[A block of data]
--*--
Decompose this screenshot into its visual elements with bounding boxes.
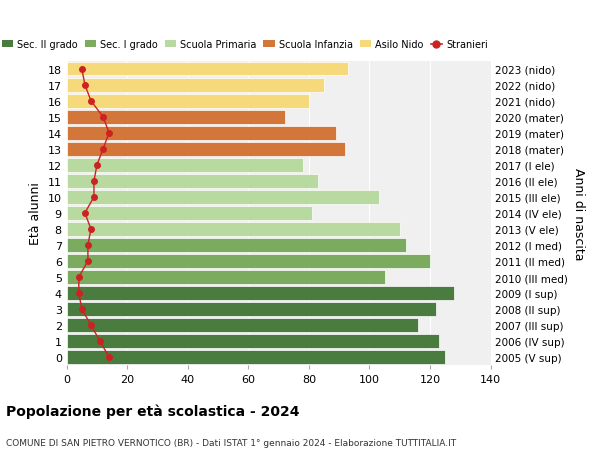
Bar bbox=[67, 255, 430, 268]
Bar bbox=[67, 351, 445, 364]
Bar bbox=[67, 319, 418, 332]
Bar bbox=[67, 271, 385, 284]
Legend: Sec. II grado, Sec. I grado, Scuola Primaria, Scuola Infanzia, Asilo Nido, Stran: Sec. II grado, Sec. I grado, Scuola Prim… bbox=[0, 36, 492, 54]
Bar bbox=[67, 223, 400, 236]
Bar bbox=[67, 239, 406, 252]
Y-axis label: Età alunni: Età alunni bbox=[29, 182, 42, 245]
Bar bbox=[67, 335, 439, 348]
Bar bbox=[67, 63, 348, 76]
Y-axis label: Anni di nascita: Anni di nascita bbox=[572, 167, 585, 260]
Text: COMUNE DI SAN PIETRO VERNOTICO (BR) - Dati ISTAT 1° gennaio 2024 - Elaborazione : COMUNE DI SAN PIETRO VERNOTICO (BR) - Da… bbox=[6, 438, 456, 447]
Bar bbox=[67, 95, 309, 108]
Bar bbox=[67, 127, 336, 140]
Bar bbox=[67, 286, 454, 300]
Bar bbox=[67, 207, 312, 220]
Bar bbox=[67, 190, 379, 204]
Bar bbox=[67, 302, 436, 316]
Bar bbox=[67, 175, 318, 188]
Bar bbox=[67, 143, 345, 156]
Text: Popolazione per età scolastica - 2024: Popolazione per età scolastica - 2024 bbox=[6, 404, 299, 419]
Bar bbox=[67, 78, 324, 92]
Bar bbox=[67, 159, 303, 172]
Bar bbox=[67, 111, 285, 124]
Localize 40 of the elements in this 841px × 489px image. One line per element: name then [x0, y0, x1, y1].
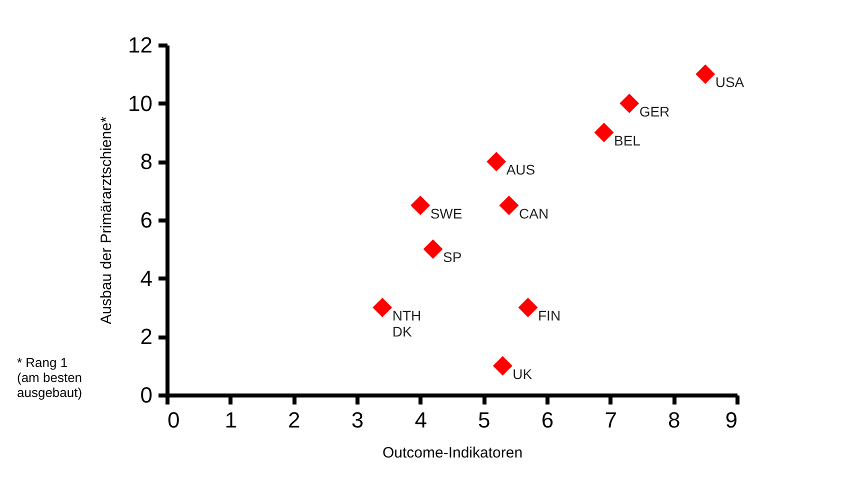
annotation: SP — [443, 249, 462, 266]
annotation: NTH DK — [392, 308, 422, 340]
point — [492, 356, 512, 376]
y-tick-label: 12 — [128, 32, 152, 58]
annotation: BEL — [614, 132, 641, 148]
point — [594, 122, 614, 142]
point — [620, 94, 640, 114]
y-tick-label: 4 — [140, 266, 152, 291]
y-axis-title: Ausbau der Primärarztschiene* — [98, 116, 116, 324]
x-axis-title: Outcome-Indikatoren — [382, 444, 523, 462]
annotation: UK — [512, 366, 533, 382]
x-tick-label: 7 — [604, 408, 617, 432]
point — [486, 152, 506, 172]
annotation: SWE — [430, 205, 462, 222]
point — [372, 298, 392, 318]
x-tick-label: 6 — [541, 408, 554, 432]
point — [410, 196, 430, 216]
y-tick-label: 2 — [140, 324, 152, 350]
annotation: CAN — [519, 205, 549, 222]
annotation: USA — [715, 74, 745, 90]
x-tick-label: 8 — [668, 408, 680, 432]
y-tick-label: 0 — [140, 382, 152, 408]
point — [499, 196, 519, 216]
point — [423, 239, 443, 259]
annotation: FIN — [538, 308, 561, 324]
annotation: GER — [639, 103, 670, 120]
annotation: AUS — [506, 162, 536, 178]
x-tick-label: 1 — [224, 408, 237, 432]
point — [696, 64, 716, 84]
x-tick-label: 3 — [351, 408, 364, 432]
text: * Rang 1 (am besten ausgebaut) — [17, 355, 82, 400]
x-tick-label: 5 — [478, 408, 490, 432]
x-tick-label: 4 — [414, 408, 427, 432]
x-tick-label: 0 — [168, 408, 180, 432]
x-tick-label: 9 — [725, 408, 738, 432]
y-tick-label: 8 — [140, 149, 152, 174]
y-tick-label: 10 — [128, 90, 152, 116]
y-tick-label: 6 — [140, 208, 152, 232]
x-tick-label: 2 — [288, 408, 300, 432]
point — [518, 298, 538, 318]
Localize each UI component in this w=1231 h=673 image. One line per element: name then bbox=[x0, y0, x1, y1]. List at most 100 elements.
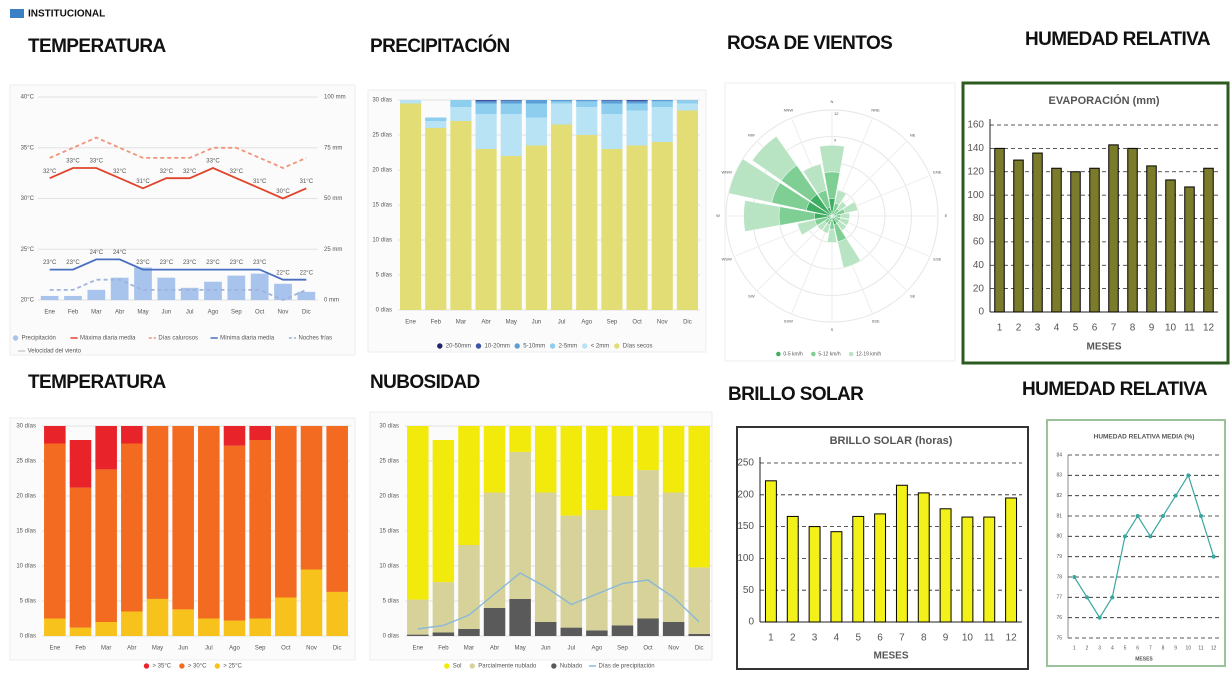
--*--
Objective
Reproduce every line of the data above verbatim, omitting the picture lines.

Answer for this exercise
Decompose this screenshot into its visual elements with bounding boxes.
Bar bbox=[67, 255, 430, 268]
Bar bbox=[67, 351, 445, 364]
Bar bbox=[67, 319, 418, 332]
Bar bbox=[67, 271, 385, 284]
Legend: Sec. II grado, Sec. I grado, Scuola Primaria, Scuola Infanzia, Asilo Nido, Stran: Sec. II grado, Sec. I grado, Scuola Prim… bbox=[0, 36, 492, 54]
Bar bbox=[67, 223, 400, 236]
Bar bbox=[67, 239, 406, 252]
Y-axis label: Età alunni: Età alunni bbox=[29, 182, 42, 245]
Bar bbox=[67, 335, 439, 348]
Bar bbox=[67, 63, 348, 76]
Y-axis label: Anni di nascita: Anni di nascita bbox=[572, 167, 585, 260]
Text: COMUNE DI SAN PIETRO VERNOTICO (BR) - Dati ISTAT 1° gennaio 2024 - Elaborazione : COMUNE DI SAN PIETRO VERNOTICO (BR) - Da… bbox=[6, 438, 456, 447]
Bar bbox=[67, 95, 309, 108]
Bar bbox=[67, 127, 336, 140]
Bar bbox=[67, 286, 454, 300]
Bar bbox=[67, 207, 312, 220]
Bar bbox=[67, 190, 379, 204]
Bar bbox=[67, 302, 436, 316]
Bar bbox=[67, 175, 318, 188]
Bar bbox=[67, 143, 345, 156]
Text: Popolazione per età scolastica - 2024: Popolazione per età scolastica - 2024 bbox=[6, 404, 299, 419]
Bar bbox=[67, 78, 324, 92]
Bar bbox=[67, 159, 303, 172]
Bar bbox=[67, 111, 285, 124]
Localize 40 of the elements in this 841px × 489px image. One line per element: name then [x0, y0, x1, y1].
annotation: SP — [443, 249, 462, 266]
annotation: NTH DK — [392, 308, 422, 340]
point — [492, 356, 512, 376]
y-tick-label: 12 — [128, 32, 152, 58]
annotation: BEL — [614, 132, 641, 148]
point — [594, 122, 614, 142]
point — [620, 94, 640, 114]
y-tick-label: 4 — [140, 266, 152, 291]
y-axis-title: Ausbau der Primärarztschiene* — [98, 116, 116, 324]
x-axis-title: Outcome-Indikatoren — [382, 444, 523, 462]
annotation: UK — [512, 366, 533, 382]
x-tick-label: 7 — [604, 408, 617, 432]
point — [486, 152, 506, 172]
annotation: SWE — [430, 205, 462, 222]
point — [372, 298, 392, 318]
x-tick-label: 6 — [541, 408, 554, 432]
point — [410, 196, 430, 216]
y-tick-label: 2 — [140, 324, 152, 350]
annotation: CAN — [519, 205, 549, 222]
annotation: USA — [715, 74, 745, 90]
x-tick-label: 8 — [668, 408, 680, 432]
y-tick-label: 0 — [140, 382, 152, 408]
point — [499, 196, 519, 216]
point — [423, 239, 443, 259]
annotation: FIN — [538, 308, 561, 324]
annotation: GER — [639, 103, 670, 120]
annotation: AUS — [506, 162, 536, 178]
x-tick-label: 1 — [224, 408, 237, 432]
point — [696, 64, 716, 84]
x-tick-label: 3 — [351, 408, 364, 432]
text: * Rang 1 (am besten ausgebaut) — [17, 355, 82, 400]
x-tick-label: 5 — [478, 408, 490, 432]
x-tick-label: 4 — [414, 408, 427, 432]
x-tick-label: 0 — [168, 408, 180, 432]
x-tick-label: 9 — [725, 408, 738, 432]
y-tick-label: 8 — [140, 149, 152, 174]
y-tick-label: 10 — [128, 90, 152, 116]
y-tick-label: 6 — [140, 208, 152, 232]
x-tick-label: 2 — [288, 408, 300, 432]
point — [518, 298, 538, 318]
Localize each UI component in this w=1231 h=673 image. One line per element: name then bbox=[x0, y0, x1, y1]. List at most 100 elements.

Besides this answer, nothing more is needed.